● The exercise
Reproduce every entry in the listing without alteration.

(Saved data entries)
____

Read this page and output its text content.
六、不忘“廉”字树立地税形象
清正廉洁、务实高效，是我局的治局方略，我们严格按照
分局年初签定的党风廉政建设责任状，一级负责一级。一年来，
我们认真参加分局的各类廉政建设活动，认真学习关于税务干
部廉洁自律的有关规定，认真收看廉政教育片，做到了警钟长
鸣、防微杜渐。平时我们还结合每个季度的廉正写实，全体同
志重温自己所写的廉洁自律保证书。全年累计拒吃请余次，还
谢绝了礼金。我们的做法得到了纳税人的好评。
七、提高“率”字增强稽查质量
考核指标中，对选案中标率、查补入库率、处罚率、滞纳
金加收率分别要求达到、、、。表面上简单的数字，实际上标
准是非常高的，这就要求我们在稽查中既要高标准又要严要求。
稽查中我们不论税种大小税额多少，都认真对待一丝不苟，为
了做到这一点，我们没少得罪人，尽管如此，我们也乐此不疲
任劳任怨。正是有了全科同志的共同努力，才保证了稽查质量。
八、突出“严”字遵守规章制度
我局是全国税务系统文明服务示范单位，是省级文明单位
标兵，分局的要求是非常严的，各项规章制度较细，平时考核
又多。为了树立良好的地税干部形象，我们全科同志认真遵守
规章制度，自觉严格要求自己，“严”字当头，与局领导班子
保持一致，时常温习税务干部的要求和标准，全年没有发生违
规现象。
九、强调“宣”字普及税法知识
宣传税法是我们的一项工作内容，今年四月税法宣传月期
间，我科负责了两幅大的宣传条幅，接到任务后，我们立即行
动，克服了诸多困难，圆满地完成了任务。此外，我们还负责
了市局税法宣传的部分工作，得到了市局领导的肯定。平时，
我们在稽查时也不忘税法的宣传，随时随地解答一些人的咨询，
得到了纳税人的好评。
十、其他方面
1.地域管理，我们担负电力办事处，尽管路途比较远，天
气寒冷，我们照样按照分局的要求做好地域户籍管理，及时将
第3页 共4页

____

● Answer
Read this page and output its text content.
六、不忘“廉”字树立地税形象
清正廉洁、务实高效，是我局的治局方略，我们严格按照
分局年初签定的党风廉政建设责任状，一级负责一级。一年来，
我们认真参加分局的各类廉政建设活动，认真学习关于税务干
部廉洁自律的有关规定，认真收看廉政教育片，做到了警钟长
鸣、防微杜渐。平时我们还结合每个季度的廉正写实，全体同
志重温自己所写的廉洁自律保证书。全年累计拒吃请余次，还
谢绝了礼金。我们的做法得到了纳税人的好评。
七、提高“率”字增强稽查质量
考核指标中，对选案中标率、查补入库率、处罚率、滞纳
金加收率分别要求达到、、、。表面上简单的数字，实际上标
准是非常高的，这就要求我们在稽查中既要高标准又要严要求。
稽查中我们不论税种大小税额多少，都认真对待一丝不苟，为
了做到这一点，我们没少得罪人，尽管如此，我们也乐此不疲
任劳任怨。正是有了全科同志的共同努力，才保证了稽查质量。
八、突出“严”字遵守规章制度
我局是全国税务系统文明服务示范单位，是省级文明单位
标兵，分局的要求是非常严的，各项规章制度较细，平时考核
又多。为了树立良好的地税干部形象，我们全科同志认真遵守
规章制度，自觉严格要求自己，“严”字当头，与局领导班子
保持一致，时常温习税务干部的要求和标准，全年没有发生违
规现象。
九、强调“宣”字普及税法知识
宣传税法是我们的一项工作内容，今年四月税法宣传月期
间，我科负责了两幅大的宣传条幅，接到任务后，我们立即行
动，克服了诸多困难，圆满地完成了任务。此外，我们还负责
了市局税法宣传的部分工作，得到了市局领导的肯定。平时，
我们在稽查时也不忘税法的宣传，随时随地解答一些人的咨询，
得到了纳税人的好评。
十、其他方面
1.地域管理，我们担负电力办事处，尽管路途比较远，天
气寒冷，我们照样按照分局的要求做好地域户籍管理，及时将
第3页 共4页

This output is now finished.